(Spatial layout data)
◇ ◇ ◇ ◇
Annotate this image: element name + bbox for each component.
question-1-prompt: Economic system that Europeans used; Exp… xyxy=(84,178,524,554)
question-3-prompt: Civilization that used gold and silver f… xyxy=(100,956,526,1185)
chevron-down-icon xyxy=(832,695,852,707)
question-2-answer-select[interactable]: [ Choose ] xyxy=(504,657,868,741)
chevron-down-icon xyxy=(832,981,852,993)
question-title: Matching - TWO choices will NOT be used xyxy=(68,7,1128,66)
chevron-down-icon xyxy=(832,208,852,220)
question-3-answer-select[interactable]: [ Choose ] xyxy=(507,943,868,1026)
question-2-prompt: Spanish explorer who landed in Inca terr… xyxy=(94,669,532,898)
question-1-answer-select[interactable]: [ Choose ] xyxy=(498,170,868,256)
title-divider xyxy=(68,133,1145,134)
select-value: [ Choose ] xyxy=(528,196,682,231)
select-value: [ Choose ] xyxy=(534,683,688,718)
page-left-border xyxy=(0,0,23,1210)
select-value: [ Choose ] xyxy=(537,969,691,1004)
◇ ◇ ◇ ◇
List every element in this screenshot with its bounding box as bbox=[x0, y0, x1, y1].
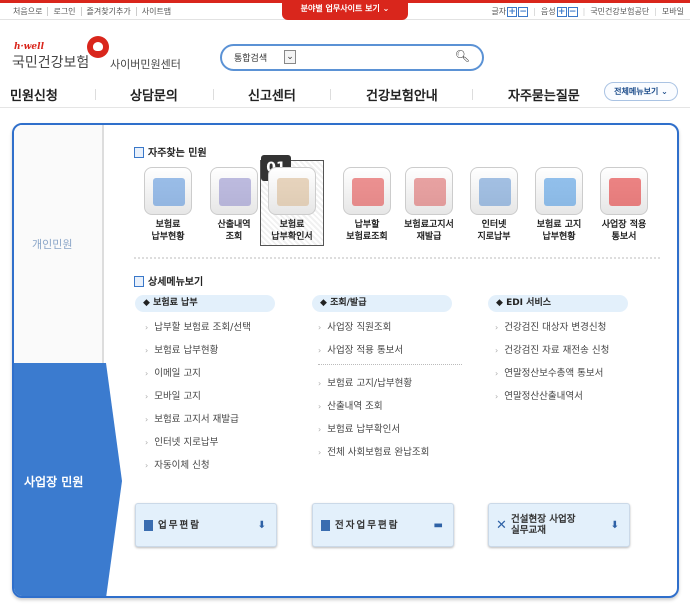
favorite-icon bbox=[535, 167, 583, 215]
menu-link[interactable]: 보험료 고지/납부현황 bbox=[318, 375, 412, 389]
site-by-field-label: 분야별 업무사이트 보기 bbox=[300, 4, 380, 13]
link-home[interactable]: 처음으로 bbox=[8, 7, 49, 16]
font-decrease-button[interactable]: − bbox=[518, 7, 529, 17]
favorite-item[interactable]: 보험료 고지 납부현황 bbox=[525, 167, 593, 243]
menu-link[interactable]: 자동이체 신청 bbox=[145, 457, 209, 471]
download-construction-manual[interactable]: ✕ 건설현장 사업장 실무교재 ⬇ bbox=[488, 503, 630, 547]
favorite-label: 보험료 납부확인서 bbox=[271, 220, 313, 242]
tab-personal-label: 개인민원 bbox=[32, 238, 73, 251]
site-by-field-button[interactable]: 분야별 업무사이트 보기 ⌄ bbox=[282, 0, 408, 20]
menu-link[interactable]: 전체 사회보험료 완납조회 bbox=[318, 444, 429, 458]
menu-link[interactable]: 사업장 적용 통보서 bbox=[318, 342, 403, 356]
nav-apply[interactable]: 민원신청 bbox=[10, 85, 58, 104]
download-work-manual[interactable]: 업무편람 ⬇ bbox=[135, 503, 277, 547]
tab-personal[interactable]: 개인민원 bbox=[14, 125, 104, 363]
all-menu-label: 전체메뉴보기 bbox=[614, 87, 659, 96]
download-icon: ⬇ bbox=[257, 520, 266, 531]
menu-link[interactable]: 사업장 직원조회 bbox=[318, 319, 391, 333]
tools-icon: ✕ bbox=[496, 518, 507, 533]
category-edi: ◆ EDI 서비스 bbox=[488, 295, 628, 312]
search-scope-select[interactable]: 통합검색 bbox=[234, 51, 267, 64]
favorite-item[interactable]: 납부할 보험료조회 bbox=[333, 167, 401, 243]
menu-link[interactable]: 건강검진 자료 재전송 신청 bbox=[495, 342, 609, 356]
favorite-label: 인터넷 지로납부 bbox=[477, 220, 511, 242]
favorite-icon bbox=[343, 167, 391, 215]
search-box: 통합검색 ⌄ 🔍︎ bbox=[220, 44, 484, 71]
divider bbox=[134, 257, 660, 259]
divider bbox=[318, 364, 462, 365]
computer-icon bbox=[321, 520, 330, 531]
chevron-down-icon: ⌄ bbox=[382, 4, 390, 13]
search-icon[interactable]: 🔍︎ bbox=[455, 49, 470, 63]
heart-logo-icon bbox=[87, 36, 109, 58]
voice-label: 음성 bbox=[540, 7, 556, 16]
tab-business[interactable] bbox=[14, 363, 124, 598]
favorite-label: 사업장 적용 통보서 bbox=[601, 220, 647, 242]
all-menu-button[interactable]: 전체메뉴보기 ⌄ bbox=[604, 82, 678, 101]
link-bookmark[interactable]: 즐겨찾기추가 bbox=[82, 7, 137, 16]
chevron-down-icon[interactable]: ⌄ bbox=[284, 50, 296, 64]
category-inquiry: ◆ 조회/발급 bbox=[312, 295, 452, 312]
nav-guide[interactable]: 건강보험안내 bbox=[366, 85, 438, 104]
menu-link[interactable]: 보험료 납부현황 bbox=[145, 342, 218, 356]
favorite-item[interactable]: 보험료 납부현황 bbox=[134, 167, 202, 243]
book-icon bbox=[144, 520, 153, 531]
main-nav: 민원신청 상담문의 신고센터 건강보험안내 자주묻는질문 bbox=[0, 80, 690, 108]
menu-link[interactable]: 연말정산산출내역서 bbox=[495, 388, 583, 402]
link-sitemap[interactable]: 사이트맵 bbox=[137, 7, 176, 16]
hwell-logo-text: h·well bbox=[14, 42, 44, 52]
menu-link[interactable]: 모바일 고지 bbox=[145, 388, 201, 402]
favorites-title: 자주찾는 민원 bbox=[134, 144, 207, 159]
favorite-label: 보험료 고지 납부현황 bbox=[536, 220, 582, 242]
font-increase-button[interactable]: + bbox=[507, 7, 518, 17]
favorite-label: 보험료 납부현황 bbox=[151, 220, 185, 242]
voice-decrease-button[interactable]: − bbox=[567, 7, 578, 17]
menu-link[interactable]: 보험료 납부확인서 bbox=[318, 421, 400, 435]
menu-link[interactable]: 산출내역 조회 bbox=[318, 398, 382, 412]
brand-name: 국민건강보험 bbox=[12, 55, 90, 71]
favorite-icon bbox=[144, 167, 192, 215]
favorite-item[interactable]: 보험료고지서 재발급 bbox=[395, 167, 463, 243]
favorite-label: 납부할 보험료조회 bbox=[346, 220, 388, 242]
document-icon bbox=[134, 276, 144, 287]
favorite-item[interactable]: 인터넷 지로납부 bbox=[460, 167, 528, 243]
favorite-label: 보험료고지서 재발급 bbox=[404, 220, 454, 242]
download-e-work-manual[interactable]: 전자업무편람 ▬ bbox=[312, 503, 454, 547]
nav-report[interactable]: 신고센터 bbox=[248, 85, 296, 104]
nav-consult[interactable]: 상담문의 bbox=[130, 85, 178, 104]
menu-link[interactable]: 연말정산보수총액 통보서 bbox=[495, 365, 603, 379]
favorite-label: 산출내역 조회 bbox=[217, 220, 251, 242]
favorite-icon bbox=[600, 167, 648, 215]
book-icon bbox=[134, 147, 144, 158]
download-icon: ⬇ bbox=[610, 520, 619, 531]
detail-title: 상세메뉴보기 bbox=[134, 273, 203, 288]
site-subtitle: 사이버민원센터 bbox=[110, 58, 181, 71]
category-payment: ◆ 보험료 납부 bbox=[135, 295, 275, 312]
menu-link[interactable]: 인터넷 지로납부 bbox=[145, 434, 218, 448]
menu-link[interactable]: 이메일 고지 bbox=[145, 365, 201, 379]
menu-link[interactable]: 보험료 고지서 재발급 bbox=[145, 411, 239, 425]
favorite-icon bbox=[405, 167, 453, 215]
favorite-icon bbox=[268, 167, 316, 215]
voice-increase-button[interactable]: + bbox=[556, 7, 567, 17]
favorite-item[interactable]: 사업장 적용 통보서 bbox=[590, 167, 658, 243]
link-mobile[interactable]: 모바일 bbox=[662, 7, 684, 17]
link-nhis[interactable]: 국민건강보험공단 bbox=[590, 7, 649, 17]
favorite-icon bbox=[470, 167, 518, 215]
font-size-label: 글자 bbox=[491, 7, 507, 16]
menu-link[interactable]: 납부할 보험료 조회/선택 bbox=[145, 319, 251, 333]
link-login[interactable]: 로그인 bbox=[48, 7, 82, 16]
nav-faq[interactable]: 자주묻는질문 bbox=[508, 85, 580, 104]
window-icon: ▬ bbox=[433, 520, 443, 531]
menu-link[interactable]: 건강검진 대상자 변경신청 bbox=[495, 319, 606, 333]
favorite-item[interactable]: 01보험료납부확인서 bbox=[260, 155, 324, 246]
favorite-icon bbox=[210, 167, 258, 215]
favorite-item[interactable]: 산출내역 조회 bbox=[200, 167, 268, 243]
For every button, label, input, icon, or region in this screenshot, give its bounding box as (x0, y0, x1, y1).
◇ ◇ ◇ ◇
(THE REQUEST)
Repeat the lines between the one containing "Annotate this image: element" and the one containing "chevron-down-icon xyxy=(832,981,852,993)", inclusive.

(EXPECTED ANSWER)
Annotate this image: element name + bbox for each component.
question-1-prompt: Economic system that Europeans used; Exp… xyxy=(84,178,524,554)
question-3-prompt: Civilization that used gold and silver f… xyxy=(100,956,526,1185)
chevron-down-icon xyxy=(832,695,852,707)
question-2-answer-select[interactable]: [ Choose ] xyxy=(504,657,868,741)
chevron-down-icon xyxy=(832,981,852,993)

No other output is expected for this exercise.